• **To be done**:
Pull out every line from the listing that has the word "screenshot".

• **Given records**:
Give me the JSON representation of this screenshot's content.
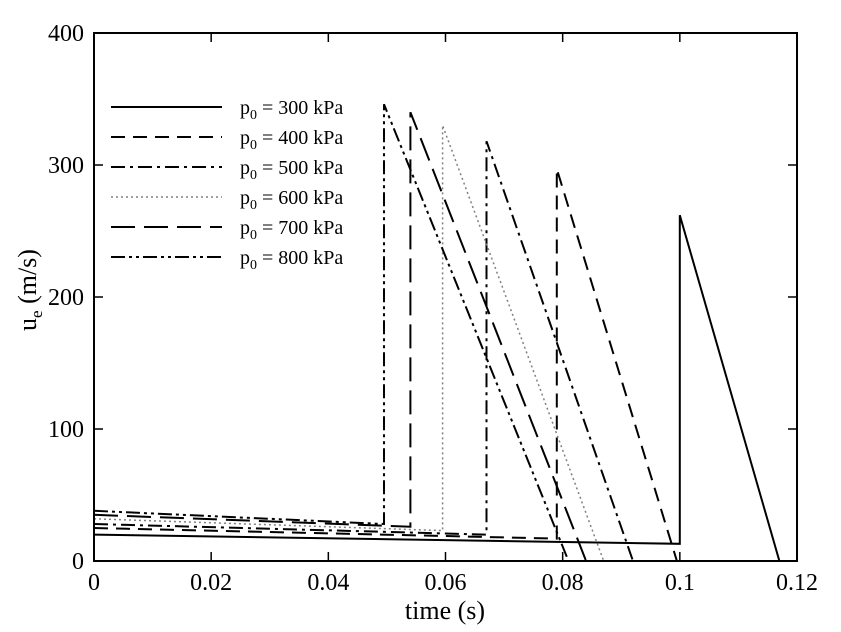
{
  "chart_data": {
    "type": "line",
    "xlabel": "time (s)",
    "ylabel_main": "u",
    "ylabel_sub": "e",
    "ylabel_unit": " (m/s)",
    "xlim": [
      0,
      0.12
    ],
    "ylim": [
      0,
      400
    ],
    "x_ticks": [
      0,
      0.02,
      0.04,
      0.06,
      0.08,
      0.1,
      0.12
    ],
    "x_tick_labels": [
      "0",
      "0.02",
      "0.04",
      "0.06",
      "0.08",
      "0.1",
      "0.12"
    ],
    "y_ticks": [
      0,
      100,
      200,
      300,
      400
    ],
    "y_tick_labels": [
      "0",
      "100",
      "200",
      "300",
      "400"
    ],
    "grid": false,
    "legend_position": "top-left",
    "series": [
      {
        "name": "p0 = 300 kPa",
        "label_main": "p",
        "label_sub": "0",
        "label_rest": " = 300 kPa",
        "style": "solid",
        "color": "#000000",
        "points": [
          [
            0,
            20
          ],
          [
            0.1,
            13
          ],
          [
            0.1,
            262
          ],
          [
            0.117,
            0
          ],
          [
            0.12,
            0
          ]
        ]
      },
      {
        "name": "p0 = 400 kPa",
        "label_main": "p",
        "label_sub": "0",
        "label_rest": " = 400 kPa",
        "style": "dashed",
        "color": "#000000",
        "points": [
          [
            0,
            25
          ],
          [
            0.079,
            17
          ],
          [
            0.079,
            297
          ],
          [
            0.0995,
            0
          ],
          [
            0.12,
            0
          ]
        ]
      },
      {
        "name": "p0 = 500 kPa",
        "label_main": "p",
        "label_sub": "0",
        "label_rest": " = 500 kPa",
        "style": "dashdot",
        "color": "#000000",
        "points": [
          [
            0,
            28
          ],
          [
            0.067,
            20
          ],
          [
            0.067,
            318
          ],
          [
            0.092,
            0
          ],
          [
            0.12,
            0
          ]
        ]
      },
      {
        "name": "p0 = 600 kPa",
        "label_main": "p",
        "label_sub": "0",
        "label_rest": " = 600 kPa",
        "style": "dotted",
        "color": "#808080",
        "points": [
          [
            0,
            32
          ],
          [
            0.0595,
            23
          ],
          [
            0.0595,
            330
          ],
          [
            0.087,
            0
          ],
          [
            0.12,
            0
          ]
        ]
      },
      {
        "name": "p0 = 700 kPa",
        "label_main": "p",
        "label_sub": "0",
        "label_rest": " = 700 kPa",
        "style": "longdash",
        "color": "#000000",
        "points": [
          [
            0,
            35
          ],
          [
            0.054,
            26
          ],
          [
            0.054,
            340
          ],
          [
            0.084,
            0
          ],
          [
            0.12,
            0
          ]
        ]
      },
      {
        "name": "p0 = 800 kPa",
        "label_main": "p",
        "label_sub": "0",
        "label_rest": " = 800 kPa",
        "style": "dashdotdot",
        "color": "#000000",
        "points": [
          [
            0,
            38
          ],
          [
            0.0495,
            28
          ],
          [
            0.0495,
            346
          ],
          [
            0.081,
            0
          ],
          [
            0.12,
            0
          ]
        ]
      }
    ]
  }
}
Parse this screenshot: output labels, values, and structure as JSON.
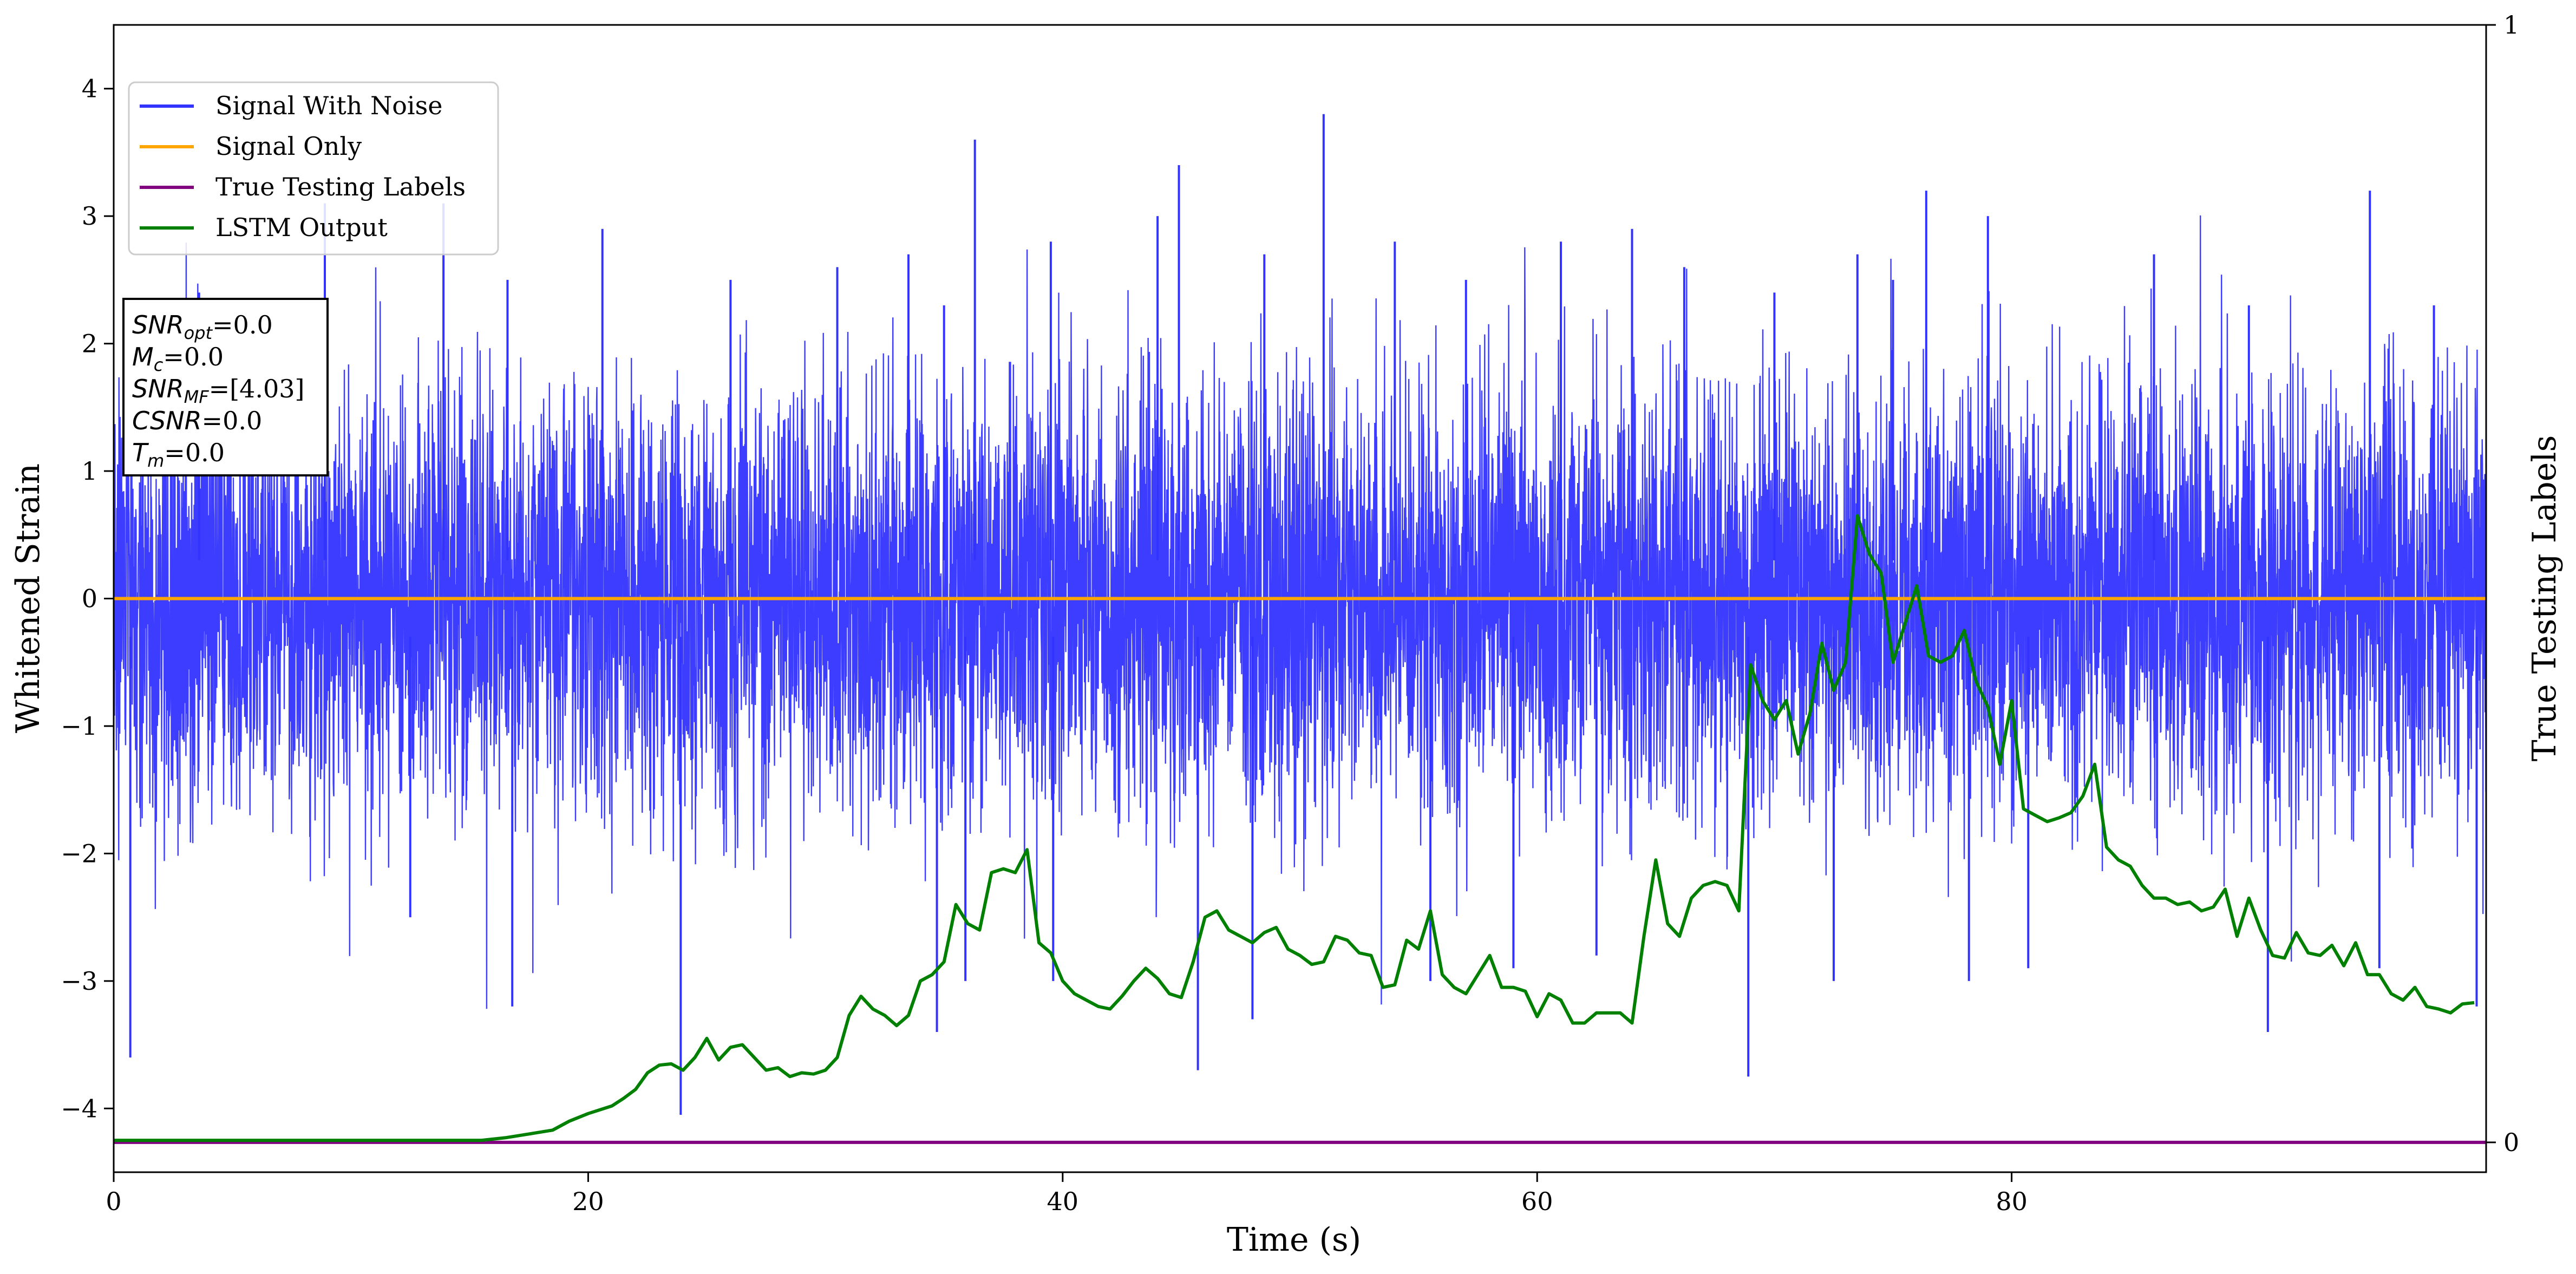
{
  "chart_data": {
    "type": "line",
    "xlabel": "Time (s)",
    "ylabel": "Whitened Strain",
    "y2label": "True Testing Labels",
    "xlim": [
      0,
      100
    ],
    "ylim": [
      -4.5,
      4.5
    ],
    "y2lim": [
      -0.0267,
      1
    ],
    "xticks": [
      0,
      20,
      40,
      60,
      80
    ],
    "yticks": [
      -4,
      -3,
      -2,
      -1,
      0,
      1,
      2,
      3,
      4
    ],
    "y2ticks": [
      0,
      1
    ],
    "legend_position": "upper-left",
    "series": [
      {
        "name": "Signal With Noise",
        "color": "#3333ff",
        "style": "dense-noise",
        "typical_range": [
          -1.3,
          1.3
        ],
        "peaks": [
          {
            "x": 3.6,
            "y": 2.4
          },
          {
            "x": 8.9,
            "y": 3.1
          },
          {
            "x": 13.9,
            "y": 3.1
          },
          {
            "x": 16.6,
            "y": 2.5
          },
          {
            "x": 20.6,
            "y": 2.9
          },
          {
            "x": 26.0,
            "y": 2.5
          },
          {
            "x": 30.5,
            "y": 2.6
          },
          {
            "x": 33.5,
            "y": 2.7
          },
          {
            "x": 35.0,
            "y": 2.3
          },
          {
            "x": 36.3,
            "y": 3.6
          },
          {
            "x": 39.5,
            "y": 2.8
          },
          {
            "x": 44.0,
            "y": 3.0
          },
          {
            "x": 44.9,
            "y": 3.4
          },
          {
            "x": 48.5,
            "y": 2.7
          },
          {
            "x": 51.0,
            "y": 3.8
          },
          {
            "x": 54.0,
            "y": 2.8
          },
          {
            "x": 57.0,
            "y": 2.5
          },
          {
            "x": 61.0,
            "y": 2.8
          },
          {
            "x": 64.0,
            "y": 2.9
          },
          {
            "x": 66.2,
            "y": 2.6
          },
          {
            "x": 70.0,
            "y": 2.4
          },
          {
            "x": 73.5,
            "y": 2.7
          },
          {
            "x": 75.0,
            "y": 2.5
          },
          {
            "x": 76.4,
            "y": 3.2
          },
          {
            "x": 79.0,
            "y": 3.0
          },
          {
            "x": 86.0,
            "y": 2.7
          },
          {
            "x": 90.0,
            "y": 2.3
          },
          {
            "x": 95.1,
            "y": 3.2
          },
          {
            "x": 97.8,
            "y": 2.3
          }
        ],
        "troughs": [
          {
            "x": 0.7,
            "y": -3.6
          },
          {
            "x": 12.5,
            "y": -2.5
          },
          {
            "x": 16.8,
            "y": -3.2
          },
          {
            "x": 23.9,
            "y": -4.05
          },
          {
            "x": 34.7,
            "y": -3.4
          },
          {
            "x": 35.9,
            "y": -3.0
          },
          {
            "x": 39.6,
            "y": -3.0
          },
          {
            "x": 45.7,
            "y": -3.7
          },
          {
            "x": 48.0,
            "y": -3.3
          },
          {
            "x": 55.5,
            "y": -3.0
          },
          {
            "x": 59.0,
            "y": -2.9
          },
          {
            "x": 62.5,
            "y": -2.8
          },
          {
            "x": 68.9,
            "y": -3.75
          },
          {
            "x": 72.5,
            "y": -3.0
          },
          {
            "x": 78.2,
            "y": -3.0
          },
          {
            "x": 80.7,
            "y": -2.9
          },
          {
            "x": 90.8,
            "y": -3.4
          },
          {
            "x": 95.5,
            "y": -2.9
          },
          {
            "x": 99.6,
            "y": -3.2
          }
        ]
      },
      {
        "name": "Signal Only",
        "color": "#ffa500",
        "x": [
          0,
          100
        ],
        "y": [
          0,
          0
        ]
      },
      {
        "name": "True Testing Labels",
        "color": "#800080",
        "axis": "right",
        "x": [
          0,
          100
        ],
        "y": [
          0,
          0
        ]
      },
      {
        "name": "LSTM Output",
        "color": "#008000",
        "x": [
          0,
          2,
          4,
          6,
          8,
          10,
          12,
          14,
          15.5,
          16.5,
          17.5,
          18.5,
          19.2,
          20,
          21,
          21.5,
          22,
          22.5,
          23,
          23.5,
          24,
          24.5,
          25,
          25.5,
          26,
          26.5,
          27,
          27.5,
          28,
          28.5,
          29,
          29.5,
          30,
          30.5,
          31,
          31.5,
          32,
          32.5,
          33,
          33.5,
          34,
          34.5,
          35,
          35.5,
          36,
          36.5,
          37,
          37.5,
          38,
          38.5,
          39,
          39.5,
          40,
          40.5,
          41,
          41.5,
          42,
          42.5,
          43,
          43.5,
          44,
          44.5,
          45,
          45.5,
          46,
          46.5,
          47,
          47.5,
          48,
          48.5,
          49,
          49.5,
          50,
          50.5,
          51,
          51.5,
          52,
          52.5,
          53,
          53.5,
          54,
          54.5,
          55,
          55.5,
          56,
          56.5,
          57,
          57.5,
          58,
          58.5,
          59,
          59.5,
          60,
          60.5,
          61,
          61.5,
          62,
          62.5,
          63,
          63.5,
          64,
          64.5,
          65,
          65.5,
          66,
          66.5,
          67,
          67.5,
          68,
          68.5,
          69,
          69.5,
          70,
          70.5,
          71,
          71.5,
          72,
          72.5,
          73,
          73.5,
          74,
          74.5,
          75,
          75.5,
          76,
          76.5,
          77,
          77.5,
          78,
          78.5,
          79,
          79.5,
          80,
          80.5,
          81,
          81.5,
          82,
          82.5,
          83,
          83.5,
          84,
          84.5,
          85,
          85.5,
          86,
          86.5,
          87,
          87.5,
          88,
          88.5,
          89,
          89.5,
          90,
          90.5,
          91,
          91.5,
          92,
          92.5,
          93,
          93.5,
          94,
          94.5,
          95,
          95.5,
          96,
          96.5,
          97,
          97.5,
          98,
          98.5,
          99,
          99.5
        ],
        "y": [
          -4.25,
          -4.25,
          -4.25,
          -4.25,
          -4.25,
          -4.25,
          -4.25,
          -4.25,
          -4.25,
          -4.23,
          -4.2,
          -4.17,
          -4.1,
          -4.04,
          -3.98,
          -3.92,
          -3.85,
          -3.72,
          -3.66,
          -3.65,
          -3.7,
          -3.6,
          -3.45,
          -3.62,
          -3.52,
          -3.5,
          -3.6,
          -3.7,
          -3.68,
          -3.75,
          -3.72,
          -3.73,
          -3.7,
          -3.6,
          -3.27,
          -3.12,
          -3.22,
          -3.27,
          -3.35,
          -3.27,
          -3.0,
          -2.95,
          -2.85,
          -2.4,
          -2.55,
          -2.6,
          -2.15,
          -2.12,
          -2.15,
          -1.97,
          -2.7,
          -2.78,
          -3.0,
          -3.1,
          -3.15,
          -3.2,
          -3.22,
          -3.12,
          -3.0,
          -2.9,
          -2.98,
          -3.1,
          -3.13,
          -2.85,
          -2.5,
          -2.45,
          -2.6,
          -2.65,
          -2.7,
          -2.62,
          -2.58,
          -2.75,
          -2.8,
          -2.87,
          -2.85,
          -2.65,
          -2.68,
          -2.78,
          -2.8,
          -3.05,
          -3.03,
          -2.68,
          -2.75,
          -2.45,
          -2.95,
          -3.05,
          -3.1,
          -2.95,
          -2.8,
          -3.05,
          -3.05,
          -3.08,
          -3.28,
          -3.1,
          -3.15,
          -3.33,
          -3.33,
          -3.25,
          -3.25,
          -3.25,
          -3.33,
          -2.65,
          -2.05,
          -2.55,
          -2.65,
          -2.35,
          -2.25,
          -2.22,
          -2.25,
          -2.45,
          -0.52,
          -0.8,
          -0.95,
          -0.8,
          -1.22,
          -0.9,
          -0.35,
          -0.72,
          -0.5,
          0.65,
          0.35,
          0.2,
          -0.5,
          -0.2,
          0.1,
          -0.45,
          -0.5,
          -0.45,
          -0.25,
          -0.65,
          -0.85,
          -1.3,
          -0.8,
          -1.65,
          -1.7,
          -1.75,
          -1.72,
          -1.68,
          -1.55,
          -1.3,
          -1.95,
          -2.05,
          -2.1,
          -2.25,
          -2.35,
          -2.35,
          -2.4,
          -2.38,
          -2.45,
          -2.42,
          -2.28,
          -2.65,
          -2.35,
          -2.6,
          -2.8,
          -2.82,
          -2.62,
          -2.78,
          -2.8,
          -2.72,
          -2.88,
          -2.7,
          -2.95,
          -2.95,
          -3.1,
          -3.15,
          -3.05,
          -3.2,
          -3.22,
          -3.25,
          -3.18,
          -3.17
        ]
      }
    ],
    "annotation": [
      {
        "sym": "SNR",
        "sub": "opt",
        "value": "=0.0"
      },
      {
        "sym": "M",
        "sub": "c",
        "value": "=0.0"
      },
      {
        "sym": "SNR",
        "sub": "MF",
        "value": "=[4.03]"
      },
      {
        "sym": "CSNR",
        "sub": "",
        "value": "=0.0"
      },
      {
        "sym": "T",
        "sub": "m",
        "value": "=0.0"
      }
    ]
  }
}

• **Response for this exercise**:
Give me the JSON representation of this screenshot's content.
Parse this screenshot: output labels, values, and structure as JSON.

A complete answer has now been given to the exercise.